EXERCISE INSTRUCTIONS: Present the lines from the one holding "value-label: 4,6 xyxy=(333,364,358,384)" through the one holding "variation: +2,1 xyxy=(188,569,222,588)", inclusive, as a Markdown table with a "Row" column for the row number and an "Entry" column for the line. Leave out blank lines.

--

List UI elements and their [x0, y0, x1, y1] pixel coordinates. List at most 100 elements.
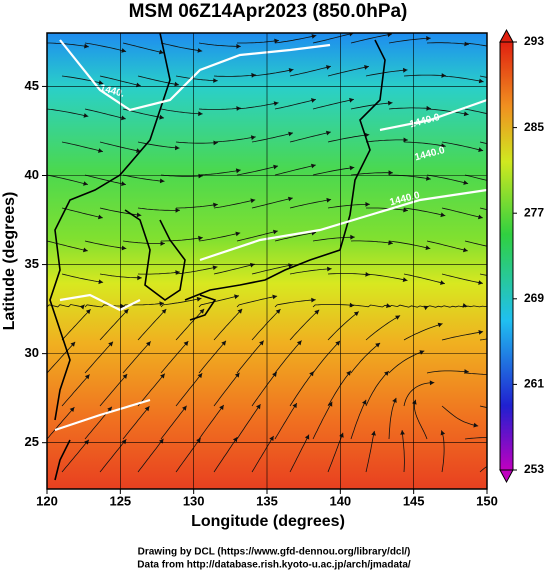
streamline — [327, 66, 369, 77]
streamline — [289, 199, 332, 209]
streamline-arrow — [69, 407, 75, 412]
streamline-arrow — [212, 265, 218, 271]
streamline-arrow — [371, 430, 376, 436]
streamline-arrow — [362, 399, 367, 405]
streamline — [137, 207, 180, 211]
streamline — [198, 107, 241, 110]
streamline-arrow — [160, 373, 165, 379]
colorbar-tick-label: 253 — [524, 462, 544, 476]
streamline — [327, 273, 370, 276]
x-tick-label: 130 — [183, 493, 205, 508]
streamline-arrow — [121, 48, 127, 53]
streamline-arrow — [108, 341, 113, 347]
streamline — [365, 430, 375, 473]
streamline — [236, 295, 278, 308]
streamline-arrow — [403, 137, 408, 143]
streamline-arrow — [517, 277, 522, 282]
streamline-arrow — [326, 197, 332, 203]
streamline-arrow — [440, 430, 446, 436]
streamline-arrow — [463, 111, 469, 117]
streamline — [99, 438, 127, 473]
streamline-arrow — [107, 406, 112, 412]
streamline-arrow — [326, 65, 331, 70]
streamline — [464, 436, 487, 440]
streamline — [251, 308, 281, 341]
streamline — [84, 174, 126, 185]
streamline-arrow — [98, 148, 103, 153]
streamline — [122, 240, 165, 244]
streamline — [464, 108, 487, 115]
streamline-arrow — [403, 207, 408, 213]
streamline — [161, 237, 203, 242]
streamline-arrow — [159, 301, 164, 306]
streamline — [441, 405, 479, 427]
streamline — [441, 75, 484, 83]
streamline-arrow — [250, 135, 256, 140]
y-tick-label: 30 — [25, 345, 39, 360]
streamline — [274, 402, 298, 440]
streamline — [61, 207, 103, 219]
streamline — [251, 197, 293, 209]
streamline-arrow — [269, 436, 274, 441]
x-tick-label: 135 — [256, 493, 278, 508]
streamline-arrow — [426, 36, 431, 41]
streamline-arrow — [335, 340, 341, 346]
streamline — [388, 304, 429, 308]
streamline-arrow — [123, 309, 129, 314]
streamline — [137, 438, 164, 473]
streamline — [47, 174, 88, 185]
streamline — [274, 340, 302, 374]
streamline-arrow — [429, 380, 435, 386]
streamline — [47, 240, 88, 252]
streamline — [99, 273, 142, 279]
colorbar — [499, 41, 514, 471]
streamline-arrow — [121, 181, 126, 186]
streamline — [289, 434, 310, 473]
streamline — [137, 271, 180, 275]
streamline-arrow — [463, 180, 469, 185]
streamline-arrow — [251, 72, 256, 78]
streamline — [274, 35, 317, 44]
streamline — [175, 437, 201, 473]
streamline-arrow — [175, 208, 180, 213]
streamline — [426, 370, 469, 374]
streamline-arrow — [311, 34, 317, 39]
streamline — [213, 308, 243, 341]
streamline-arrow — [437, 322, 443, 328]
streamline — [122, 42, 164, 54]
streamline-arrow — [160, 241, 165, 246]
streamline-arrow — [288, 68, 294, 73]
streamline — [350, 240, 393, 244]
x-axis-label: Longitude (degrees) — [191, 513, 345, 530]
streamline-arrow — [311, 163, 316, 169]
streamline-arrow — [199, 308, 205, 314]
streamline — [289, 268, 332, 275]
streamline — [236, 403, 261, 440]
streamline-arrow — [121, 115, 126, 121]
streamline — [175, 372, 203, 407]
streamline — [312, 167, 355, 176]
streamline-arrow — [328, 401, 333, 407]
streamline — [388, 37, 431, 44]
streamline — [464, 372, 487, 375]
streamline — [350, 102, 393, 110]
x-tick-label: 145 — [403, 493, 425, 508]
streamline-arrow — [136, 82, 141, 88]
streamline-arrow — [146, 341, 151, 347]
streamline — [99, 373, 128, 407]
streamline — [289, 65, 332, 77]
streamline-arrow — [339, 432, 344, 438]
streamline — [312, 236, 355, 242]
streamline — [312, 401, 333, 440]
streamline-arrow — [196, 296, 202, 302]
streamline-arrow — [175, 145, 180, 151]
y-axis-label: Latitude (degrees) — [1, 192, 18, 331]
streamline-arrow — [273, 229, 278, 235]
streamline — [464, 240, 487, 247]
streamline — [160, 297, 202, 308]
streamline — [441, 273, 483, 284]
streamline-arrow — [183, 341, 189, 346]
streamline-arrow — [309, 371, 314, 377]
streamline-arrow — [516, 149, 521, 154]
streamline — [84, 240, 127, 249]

--

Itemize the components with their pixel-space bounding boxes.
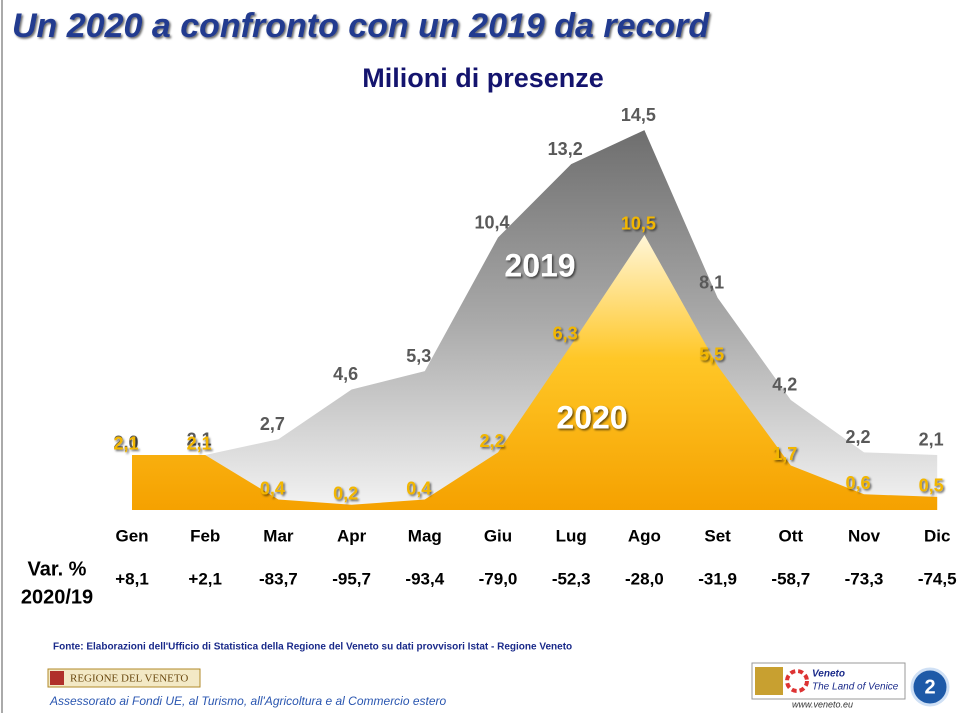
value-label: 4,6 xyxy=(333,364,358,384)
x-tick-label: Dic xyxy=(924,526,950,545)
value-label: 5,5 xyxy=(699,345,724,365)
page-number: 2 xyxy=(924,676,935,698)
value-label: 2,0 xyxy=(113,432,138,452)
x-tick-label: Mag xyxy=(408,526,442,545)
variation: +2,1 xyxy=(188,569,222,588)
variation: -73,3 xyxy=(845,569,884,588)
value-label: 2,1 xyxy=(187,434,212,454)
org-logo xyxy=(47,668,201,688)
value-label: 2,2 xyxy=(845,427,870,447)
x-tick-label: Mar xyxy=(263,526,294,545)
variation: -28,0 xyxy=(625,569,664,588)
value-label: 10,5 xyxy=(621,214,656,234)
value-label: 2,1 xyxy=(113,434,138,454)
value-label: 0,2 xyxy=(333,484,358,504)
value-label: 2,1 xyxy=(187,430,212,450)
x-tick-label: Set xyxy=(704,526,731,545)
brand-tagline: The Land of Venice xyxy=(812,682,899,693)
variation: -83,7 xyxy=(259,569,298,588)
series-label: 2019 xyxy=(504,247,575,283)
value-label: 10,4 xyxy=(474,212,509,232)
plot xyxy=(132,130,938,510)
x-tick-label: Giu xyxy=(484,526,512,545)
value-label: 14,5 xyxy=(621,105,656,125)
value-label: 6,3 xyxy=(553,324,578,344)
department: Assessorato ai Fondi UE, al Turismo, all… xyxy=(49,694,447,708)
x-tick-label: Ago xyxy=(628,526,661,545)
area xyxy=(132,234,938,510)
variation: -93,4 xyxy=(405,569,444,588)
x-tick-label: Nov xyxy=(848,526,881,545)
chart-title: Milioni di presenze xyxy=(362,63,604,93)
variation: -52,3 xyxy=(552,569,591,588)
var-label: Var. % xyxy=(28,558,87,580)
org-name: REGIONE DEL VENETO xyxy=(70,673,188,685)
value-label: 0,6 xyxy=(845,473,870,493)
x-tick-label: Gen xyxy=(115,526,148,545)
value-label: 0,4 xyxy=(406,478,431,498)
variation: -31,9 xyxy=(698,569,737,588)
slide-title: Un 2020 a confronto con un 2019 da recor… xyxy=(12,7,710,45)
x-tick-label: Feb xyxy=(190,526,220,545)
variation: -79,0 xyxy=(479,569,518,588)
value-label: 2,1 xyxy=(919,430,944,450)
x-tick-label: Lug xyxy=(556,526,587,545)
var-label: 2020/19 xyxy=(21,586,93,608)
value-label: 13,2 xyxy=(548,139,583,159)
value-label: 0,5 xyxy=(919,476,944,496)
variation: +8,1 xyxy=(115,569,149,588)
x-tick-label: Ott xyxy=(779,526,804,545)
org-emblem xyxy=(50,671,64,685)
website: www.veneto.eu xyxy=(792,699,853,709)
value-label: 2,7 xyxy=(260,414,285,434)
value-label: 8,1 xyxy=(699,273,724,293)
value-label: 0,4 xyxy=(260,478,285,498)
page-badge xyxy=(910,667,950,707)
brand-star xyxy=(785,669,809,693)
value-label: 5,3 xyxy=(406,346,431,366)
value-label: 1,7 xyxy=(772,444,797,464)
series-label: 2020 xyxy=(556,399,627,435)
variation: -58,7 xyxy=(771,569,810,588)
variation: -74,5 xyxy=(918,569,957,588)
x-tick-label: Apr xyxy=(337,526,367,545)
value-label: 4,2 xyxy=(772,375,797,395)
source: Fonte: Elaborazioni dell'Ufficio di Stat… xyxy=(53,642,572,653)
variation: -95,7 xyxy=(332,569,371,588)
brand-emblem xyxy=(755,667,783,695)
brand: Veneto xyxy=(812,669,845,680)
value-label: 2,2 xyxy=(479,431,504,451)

--

EXERCISE RESPONSE:
| Row | Entry |
|---|---|
| 1 | value-label: 4,6 xyxy=(333,364,358,384) |
| 2 | x-tick-label: Dic xyxy=(924,526,950,545) |
| 3 | value-label: 5,5 xyxy=(699,345,724,365) |
| 4 | page-number: 2 xyxy=(924,676,935,698) |
| 5 | value-label: 2,0 xyxy=(113,432,138,452) |
| 6 | x-tick-label: Mag xyxy=(408,526,442,545) |
| 7 | variation: +2,1 xyxy=(188,569,222,588) |